**Task prompt**
Print the full listing exactly.

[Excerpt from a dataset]
· · · ·

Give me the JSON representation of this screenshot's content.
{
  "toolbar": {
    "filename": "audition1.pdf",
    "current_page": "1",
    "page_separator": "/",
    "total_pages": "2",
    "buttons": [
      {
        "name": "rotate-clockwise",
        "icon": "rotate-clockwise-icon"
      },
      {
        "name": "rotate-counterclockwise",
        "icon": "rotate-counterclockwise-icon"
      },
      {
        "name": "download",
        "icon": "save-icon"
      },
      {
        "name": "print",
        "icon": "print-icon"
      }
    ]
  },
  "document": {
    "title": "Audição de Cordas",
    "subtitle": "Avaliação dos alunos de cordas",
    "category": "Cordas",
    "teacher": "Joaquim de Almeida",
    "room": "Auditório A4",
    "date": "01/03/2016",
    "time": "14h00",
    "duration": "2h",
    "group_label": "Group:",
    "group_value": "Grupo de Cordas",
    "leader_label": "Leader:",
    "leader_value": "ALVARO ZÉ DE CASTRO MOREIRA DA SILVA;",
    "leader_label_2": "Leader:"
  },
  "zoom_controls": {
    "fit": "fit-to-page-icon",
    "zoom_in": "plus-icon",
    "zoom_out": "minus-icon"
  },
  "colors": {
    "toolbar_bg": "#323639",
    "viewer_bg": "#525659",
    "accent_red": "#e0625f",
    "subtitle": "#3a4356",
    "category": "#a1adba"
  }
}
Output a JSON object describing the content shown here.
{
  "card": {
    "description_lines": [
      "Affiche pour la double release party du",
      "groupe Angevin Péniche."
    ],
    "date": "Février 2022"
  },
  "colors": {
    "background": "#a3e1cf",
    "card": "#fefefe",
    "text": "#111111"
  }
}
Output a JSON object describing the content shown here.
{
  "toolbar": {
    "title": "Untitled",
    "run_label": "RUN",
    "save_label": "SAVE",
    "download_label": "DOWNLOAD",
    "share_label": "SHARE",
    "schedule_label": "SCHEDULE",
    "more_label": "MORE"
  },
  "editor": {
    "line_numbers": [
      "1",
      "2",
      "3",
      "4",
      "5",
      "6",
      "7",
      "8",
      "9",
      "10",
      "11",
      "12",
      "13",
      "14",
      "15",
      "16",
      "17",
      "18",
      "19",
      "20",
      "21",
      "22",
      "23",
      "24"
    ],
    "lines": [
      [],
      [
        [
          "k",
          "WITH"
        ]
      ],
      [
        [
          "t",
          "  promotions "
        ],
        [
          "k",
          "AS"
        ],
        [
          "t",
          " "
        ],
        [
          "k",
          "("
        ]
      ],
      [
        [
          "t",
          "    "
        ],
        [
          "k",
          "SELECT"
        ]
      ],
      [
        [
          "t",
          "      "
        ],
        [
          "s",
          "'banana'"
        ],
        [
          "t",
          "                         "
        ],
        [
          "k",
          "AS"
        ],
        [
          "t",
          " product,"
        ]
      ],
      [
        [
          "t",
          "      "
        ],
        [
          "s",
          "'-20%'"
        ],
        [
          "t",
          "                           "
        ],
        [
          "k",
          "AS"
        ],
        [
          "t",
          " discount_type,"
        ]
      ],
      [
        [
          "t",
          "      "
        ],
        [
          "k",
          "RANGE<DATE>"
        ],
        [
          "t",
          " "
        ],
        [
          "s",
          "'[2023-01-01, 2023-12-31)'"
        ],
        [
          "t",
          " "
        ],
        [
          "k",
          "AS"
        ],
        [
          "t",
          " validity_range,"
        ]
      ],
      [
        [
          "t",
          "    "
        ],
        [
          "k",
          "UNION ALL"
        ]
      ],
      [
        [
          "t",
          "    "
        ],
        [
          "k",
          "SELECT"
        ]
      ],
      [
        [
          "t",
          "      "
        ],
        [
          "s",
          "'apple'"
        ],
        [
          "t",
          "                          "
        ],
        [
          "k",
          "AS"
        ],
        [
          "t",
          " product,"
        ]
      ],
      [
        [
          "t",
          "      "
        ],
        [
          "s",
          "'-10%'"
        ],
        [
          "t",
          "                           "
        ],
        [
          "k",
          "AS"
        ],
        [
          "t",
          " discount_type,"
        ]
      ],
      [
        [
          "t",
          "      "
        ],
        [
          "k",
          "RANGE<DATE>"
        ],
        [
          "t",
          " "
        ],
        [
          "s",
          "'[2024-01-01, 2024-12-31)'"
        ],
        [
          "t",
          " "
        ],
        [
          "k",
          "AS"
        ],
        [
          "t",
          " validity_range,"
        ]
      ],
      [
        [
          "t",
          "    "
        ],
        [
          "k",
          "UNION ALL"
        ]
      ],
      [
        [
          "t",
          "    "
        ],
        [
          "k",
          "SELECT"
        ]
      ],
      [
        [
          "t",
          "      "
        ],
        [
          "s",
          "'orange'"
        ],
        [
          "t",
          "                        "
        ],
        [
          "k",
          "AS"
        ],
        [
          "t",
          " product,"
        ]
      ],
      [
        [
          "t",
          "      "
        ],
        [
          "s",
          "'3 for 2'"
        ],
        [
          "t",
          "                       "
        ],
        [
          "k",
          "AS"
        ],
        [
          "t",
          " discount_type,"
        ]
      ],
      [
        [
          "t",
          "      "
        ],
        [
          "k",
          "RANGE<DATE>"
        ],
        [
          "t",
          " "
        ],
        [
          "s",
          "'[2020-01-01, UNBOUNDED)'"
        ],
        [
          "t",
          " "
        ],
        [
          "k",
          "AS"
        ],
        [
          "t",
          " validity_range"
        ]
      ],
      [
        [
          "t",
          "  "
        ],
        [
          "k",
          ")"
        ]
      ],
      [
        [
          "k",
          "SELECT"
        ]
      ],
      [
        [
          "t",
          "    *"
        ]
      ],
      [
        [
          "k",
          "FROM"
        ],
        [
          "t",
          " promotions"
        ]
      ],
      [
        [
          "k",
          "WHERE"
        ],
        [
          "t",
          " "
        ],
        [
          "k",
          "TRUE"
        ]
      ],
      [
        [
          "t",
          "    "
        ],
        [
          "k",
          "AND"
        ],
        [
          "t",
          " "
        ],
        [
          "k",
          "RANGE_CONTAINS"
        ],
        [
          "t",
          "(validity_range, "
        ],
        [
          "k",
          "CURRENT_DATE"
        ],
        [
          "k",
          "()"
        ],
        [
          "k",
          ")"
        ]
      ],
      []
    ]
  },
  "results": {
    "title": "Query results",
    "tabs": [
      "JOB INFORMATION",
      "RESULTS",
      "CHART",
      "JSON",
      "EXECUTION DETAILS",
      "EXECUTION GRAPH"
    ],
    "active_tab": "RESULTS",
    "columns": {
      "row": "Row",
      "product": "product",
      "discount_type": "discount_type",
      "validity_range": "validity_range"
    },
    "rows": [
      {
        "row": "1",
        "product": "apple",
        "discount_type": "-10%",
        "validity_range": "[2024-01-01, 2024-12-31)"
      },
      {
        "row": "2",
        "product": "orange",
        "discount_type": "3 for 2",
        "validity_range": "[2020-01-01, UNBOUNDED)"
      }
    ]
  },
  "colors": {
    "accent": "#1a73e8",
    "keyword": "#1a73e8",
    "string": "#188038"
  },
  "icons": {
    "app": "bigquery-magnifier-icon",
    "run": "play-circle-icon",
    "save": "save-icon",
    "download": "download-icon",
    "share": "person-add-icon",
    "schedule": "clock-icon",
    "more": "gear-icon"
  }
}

· · · ·

**Response to the exercise**
Give me the JSON representation of this screenshot's content.
{
  "toolbar": {
    "filename": "audition1.pdf",
    "current_page": "1",
    "page_separator": "/",
    "total_pages": "2",
    "buttons": [
      {
        "name": "rotate-clockwise",
        "icon": "rotate-clockwise-icon"
      },
      {
        "name": "rotate-counterclockwise",
        "icon": "rotate-counterclockwise-icon"
      },
      {
        "name": "download",
        "icon": "save-icon"
      },
      {
        "name": "print",
        "icon": "print-icon"
      }
    ]
  },
  "document": {
    "title": "Audição de Cordas",
    "subtitle": "Avaliação dos alunos de cordas",
    "category": "Cordas",
    "teacher": "Joaquim de Almeida",
    "room": "Auditório A4",
    "date": "01/03/2016",
    "time": "14h00",
    "duration": "2h",
    "group_label": "Group:",
    "group_value": "Grupo de Cordas",
    "leader_label": "Leader:",
    "leader_value": "ALVARO ZÉ DE CASTRO MOREIRA DA SILVA;",
    "leader_label_2": "Leader:"
  },
  "zoom_controls": {
    "fit": "fit-to-page-icon",
    "zoom_in": "plus-icon",
    "zoom_out": "minus-icon"
  },
  "colors": {
    "toolbar_bg": "#323639",
    "viewer_bg": "#525659",
    "accent_red": "#e0625f",
    "subtitle": "#3a4356",
    "category": "#a1adba"
  }
}
Output a JSON object describing the content shown here.
{
  "card": {
    "description_lines": [
      "Affiche pour la double release party du",
      "groupe Angevin Péniche."
    ],
    "date": "Février 2022"
  },
  "colors": {
    "background": "#a3e1cf",
    "card": "#fefefe",
    "text": "#111111"
  }
}
Output a JSON object describing the content shown here.
{
  "toolbar": {
    "title": "Untitled",
    "run_label": "RUN",
    "save_label": "SAVE",
    "download_label": "DOWNLOAD",
    "share_label": "SHARE",
    "schedule_label": "SCHEDULE",
    "more_label": "MORE"
  },
  "editor": {
    "line_numbers": [
      "1",
      "2",
      "3",
      "4",
      "5",
      "6",
      "7",
      "8",
      "9",
      "10",
      "11",
      "12",
      "13",
      "14",
      "15",
      "16",
      "17",
      "18",
      "19",
      "20",
      "21",
      "22",
      "23",
      "24"
    ],
    "lines": [
      [],
      [
        [
          "k",
          "WITH"
        ]
      ],
      [
        [
          "t",
          "  promotions "
        ],
        [
          "k",
          "AS"
        ],
        [
          "t",
          " "
        ],
        [
          "k",
          "("
        ]
      ],
      [
        [
          "t",
          "    "
        ],
        [
          "k",
          "SELECT"
        ]
      ],
      [
        [
          "t",
          "      "
        ],
        [
          "s",
          "'banana'"
        ],
        [
          "t",
          "                         "
        ],
        [
          "k",
          "AS"
        ],
        [
          "t",
          " product,"
        ]
      ],
      [
        [
          "t",
          "      "
        ],
        [
          "s",
          "'-20%'"
        ],
        [
          "t",
          "                           "
        ],
        [
          "k",
          "AS"
        ],
        [
          "t",
          " discount_type,"
        ]
      ],
      [
        [
          "t",
          "      "
        ],
        [
          "k",
          "RANGE<DATE>"
        ],
        [
          "t",
          " "
        ],
        [
          "s",
          "'[2023-01-01, 2023-12-31)'"
        ],
        [
          "t",
          " "
        ],
        [
          "k",
          "AS"
        ],
        [
          "t",
          " validity_range,"
        ]
      ],
      [
        [
          "t",
          "    "
        ],
        [
          "k",
          "UNION ALL"
        ]
      ],
      [
        [
          "t",
          "    "
        ],
        [
          "k",
          "SELECT"
        ]
      ],
      [
        [
          "t",
          "      "
        ],
        [
          "s",
          "'apple'"
        ],
        [
          "t",
          "                          "
        ],
        [
          "k",
          "AS"
        ],
        [
          "t",
          " product,"
        ]
      ],
      [
        [
          "t",
          "      "
        ],
        [
          "s",
          "'-10%'"
        ],
        [
          "t",
          "                           "
        ],
        [
          "k",
          "AS"
        ],
        [
          "t",
          " discount_type,"
        ]
      ],
      [
        [
          "t",
          "      "
        ],
        [
          "k",
          "RANGE<DATE>"
        ],
        [
          "t",
          " "
        ],
        [
          "s",
          "'[2024-01-01, 2024-12-31)'"
        ],
        [
          "t",
          " "
        ],
        [
          "k",
          "AS"
        ],
        [
          "t",
          " validity_range,"
        ]
      ],
      [
        [
          "t",
          "    "
        ],
        [
          "k",
          "UNION ALL"
        ]
      ],
      [
        [
          "t",
          "    "
        ],
        [
          "k",
          "SELECT"
        ]
      ],
      [
        [
          "t",
          "      "
        ],
        [
          "s",
          "'orange'"
        ],
        [
          "t",
          "                        "
        ],
        [
          "k",
          "AS"
        ],
        [
          "t",
          " product,"
        ]
      ],
      [
        [
          "t",
          "      "
        ],
        [
          "s",
          "'3 for 2'"
        ],
        [
          "t",
          "                       "
        ],
        [
          "k",
          "AS"
        ],
        [
          "t",
          " discount_type,"
        ]
      ],
      [
        [
          "t",
          "      "
        ],
        [
          "k",
          "RANGE<DATE>"
        ],
        [
          "t",
          " "
        ],
        [
          "s",
          "'[2020-01-01, UNBOUNDED)'"
        ],
        [
          "t",
          " "
        ],
        [
          "k",
          "AS"
        ],
        [
          "t",
          " validity_range"
        ]
      ],
      [
        [
          "t",
          "  "
        ],
        [
          "k",
          ")"
        ]
      ],
      [
        [
          "k",
          "SELECT"
        ]
      ],
      [
        [
          "t",
          "    *"
        ]
      ],
      [
        [
          "k",
          "FROM"
        ],
        [
          "t",
          " promotions"
        ]
      ],
      [
        [
          "k",
          "WHERE"
        ],
        [
          "t",
          " "
        ],
        [
          "k",
          "TRUE"
        ]
      ],
      [
        [
          "t",
          "    "
        ],
        [
          "k",
          "AND"
        ],
        [
          "t",
          " "
        ],
        [
          "k",
          "RANGE_CONTAINS"
        ],
        [
          "t",
          "(validity_range, "
        ],
        [
          "k",
          "CURRENT_DATE"
        ],
        [
          "k",
          "()"
        ],
        [
          "k",
          ")"
        ]
      ],
      []
    ]
  },
  "results": {
    "title": "Query results",
    "tabs": [
      "JOB INFORMATION",
      "RESULTS",
      "CHART",
      "JSON",
      "EXECUTION DETAILS",
      "EXECUTION GRAPH"
    ],
    "active_tab": "RESULTS",
    "columns": {
      "row": "Row",
      "product": "product",
      "discount_type": "discount_type",
      "validity_range": "validity_range"
    },
    "rows": [
      {
        "row": "1",
        "product": "apple",
        "discount_type": "-10%",
        "validity_range": "[2024-01-01, 2024-12-31)"
      },
      {
        "row": "2",
        "product": "orange",
        "discount_type": "3 for 2",
        "validity_range": "[2020-01-01, UNBOUNDED)"
      }
    ]
  },
  "colors": {
    "accent": "#1a73e8",
    "keyword": "#1a73e8",
    "string": "#188038"
  },
  "icons": {
    "app": "bigquery-magnifier-icon",
    "run": "play-circle-icon",
    "save": "save-icon",
    "download": "download-icon",
    "share": "person-add-icon",
    "schedule": "clock-icon",
    "more": "gear-icon"
  }
}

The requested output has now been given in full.